### Instructions to follow
Retype everything in the items from the very start down to the line containing "social-legend-swatch-7 bbox=[555, 580, 569, 602]", keeping each line precisely as it appears.

Some records
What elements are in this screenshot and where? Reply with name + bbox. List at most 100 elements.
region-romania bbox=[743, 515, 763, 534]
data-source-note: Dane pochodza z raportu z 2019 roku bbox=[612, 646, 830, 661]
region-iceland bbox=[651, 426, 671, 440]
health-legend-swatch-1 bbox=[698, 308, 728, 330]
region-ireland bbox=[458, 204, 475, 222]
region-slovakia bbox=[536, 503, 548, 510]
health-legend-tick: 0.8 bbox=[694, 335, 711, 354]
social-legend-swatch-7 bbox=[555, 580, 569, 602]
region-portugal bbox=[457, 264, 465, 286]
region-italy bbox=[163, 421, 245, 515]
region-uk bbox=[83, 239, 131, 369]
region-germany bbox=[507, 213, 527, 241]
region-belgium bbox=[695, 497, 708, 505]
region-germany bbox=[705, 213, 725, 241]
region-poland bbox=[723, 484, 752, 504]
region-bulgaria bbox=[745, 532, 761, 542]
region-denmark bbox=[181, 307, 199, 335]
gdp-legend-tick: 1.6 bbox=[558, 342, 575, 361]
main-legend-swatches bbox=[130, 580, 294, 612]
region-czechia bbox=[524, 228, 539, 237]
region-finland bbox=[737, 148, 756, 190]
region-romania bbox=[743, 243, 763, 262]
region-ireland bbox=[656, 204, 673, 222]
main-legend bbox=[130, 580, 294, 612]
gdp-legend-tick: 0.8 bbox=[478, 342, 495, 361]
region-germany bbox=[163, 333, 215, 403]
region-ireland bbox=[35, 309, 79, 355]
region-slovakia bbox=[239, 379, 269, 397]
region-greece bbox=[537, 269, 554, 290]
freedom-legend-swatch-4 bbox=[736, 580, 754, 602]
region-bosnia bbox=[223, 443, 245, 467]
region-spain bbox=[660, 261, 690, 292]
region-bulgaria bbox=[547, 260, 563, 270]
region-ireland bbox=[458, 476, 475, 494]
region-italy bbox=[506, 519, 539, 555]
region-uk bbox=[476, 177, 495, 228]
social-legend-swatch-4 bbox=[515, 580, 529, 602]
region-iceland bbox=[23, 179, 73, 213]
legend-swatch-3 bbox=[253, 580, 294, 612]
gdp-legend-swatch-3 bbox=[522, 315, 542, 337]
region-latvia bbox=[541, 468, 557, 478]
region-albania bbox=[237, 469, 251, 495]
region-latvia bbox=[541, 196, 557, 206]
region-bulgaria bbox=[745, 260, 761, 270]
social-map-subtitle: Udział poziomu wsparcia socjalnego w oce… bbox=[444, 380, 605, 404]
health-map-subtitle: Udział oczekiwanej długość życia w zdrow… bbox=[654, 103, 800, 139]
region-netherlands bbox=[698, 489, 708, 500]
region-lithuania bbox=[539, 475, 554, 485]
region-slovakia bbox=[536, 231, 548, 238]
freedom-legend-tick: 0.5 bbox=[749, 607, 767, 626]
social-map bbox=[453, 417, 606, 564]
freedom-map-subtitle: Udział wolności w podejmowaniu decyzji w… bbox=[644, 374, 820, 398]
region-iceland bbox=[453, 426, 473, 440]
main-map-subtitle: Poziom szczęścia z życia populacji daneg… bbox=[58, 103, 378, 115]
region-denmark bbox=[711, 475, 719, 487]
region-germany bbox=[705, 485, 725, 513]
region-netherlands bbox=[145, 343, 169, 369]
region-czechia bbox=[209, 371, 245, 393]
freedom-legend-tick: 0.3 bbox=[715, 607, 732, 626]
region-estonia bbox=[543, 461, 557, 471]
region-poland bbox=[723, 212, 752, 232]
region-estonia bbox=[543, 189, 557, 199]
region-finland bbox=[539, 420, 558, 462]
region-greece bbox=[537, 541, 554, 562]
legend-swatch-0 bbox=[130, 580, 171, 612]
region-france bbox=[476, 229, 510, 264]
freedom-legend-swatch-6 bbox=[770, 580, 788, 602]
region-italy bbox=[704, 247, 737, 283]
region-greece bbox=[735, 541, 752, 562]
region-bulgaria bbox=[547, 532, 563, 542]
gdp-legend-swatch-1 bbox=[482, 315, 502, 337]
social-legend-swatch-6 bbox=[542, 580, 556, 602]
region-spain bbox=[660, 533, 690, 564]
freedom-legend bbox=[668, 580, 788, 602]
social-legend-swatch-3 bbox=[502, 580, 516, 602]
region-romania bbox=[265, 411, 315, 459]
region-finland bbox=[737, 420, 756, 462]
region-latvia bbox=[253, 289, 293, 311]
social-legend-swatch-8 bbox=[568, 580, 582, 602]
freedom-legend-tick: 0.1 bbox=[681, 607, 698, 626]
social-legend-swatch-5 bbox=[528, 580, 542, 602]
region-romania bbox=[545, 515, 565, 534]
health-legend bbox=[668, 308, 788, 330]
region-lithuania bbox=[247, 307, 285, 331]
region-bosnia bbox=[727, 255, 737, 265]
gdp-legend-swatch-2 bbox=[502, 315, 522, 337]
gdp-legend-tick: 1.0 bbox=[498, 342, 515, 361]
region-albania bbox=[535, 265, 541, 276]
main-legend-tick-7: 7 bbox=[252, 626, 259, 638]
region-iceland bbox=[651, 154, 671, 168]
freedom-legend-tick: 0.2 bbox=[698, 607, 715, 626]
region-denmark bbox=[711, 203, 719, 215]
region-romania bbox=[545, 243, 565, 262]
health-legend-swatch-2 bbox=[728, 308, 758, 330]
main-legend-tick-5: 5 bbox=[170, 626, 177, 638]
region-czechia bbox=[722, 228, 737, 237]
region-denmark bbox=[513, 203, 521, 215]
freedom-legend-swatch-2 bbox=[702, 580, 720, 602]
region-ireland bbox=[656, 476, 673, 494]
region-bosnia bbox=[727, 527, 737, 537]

### Solution
What elements are in this screenshot and where? Reply with name + bbox. List at most 100 elements.
region-romania bbox=[743, 515, 763, 534]
data-source-note: Dane pochodza z raportu z 2019 roku bbox=[612, 646, 830, 661]
region-iceland bbox=[651, 426, 671, 440]
health-legend-swatch-1 bbox=[698, 308, 728, 330]
region-ireland bbox=[458, 204, 475, 222]
region-slovakia bbox=[536, 503, 548, 510]
health-legend-tick: 0.8 bbox=[694, 335, 711, 354]
social-legend-swatch-7 bbox=[555, 580, 569, 602]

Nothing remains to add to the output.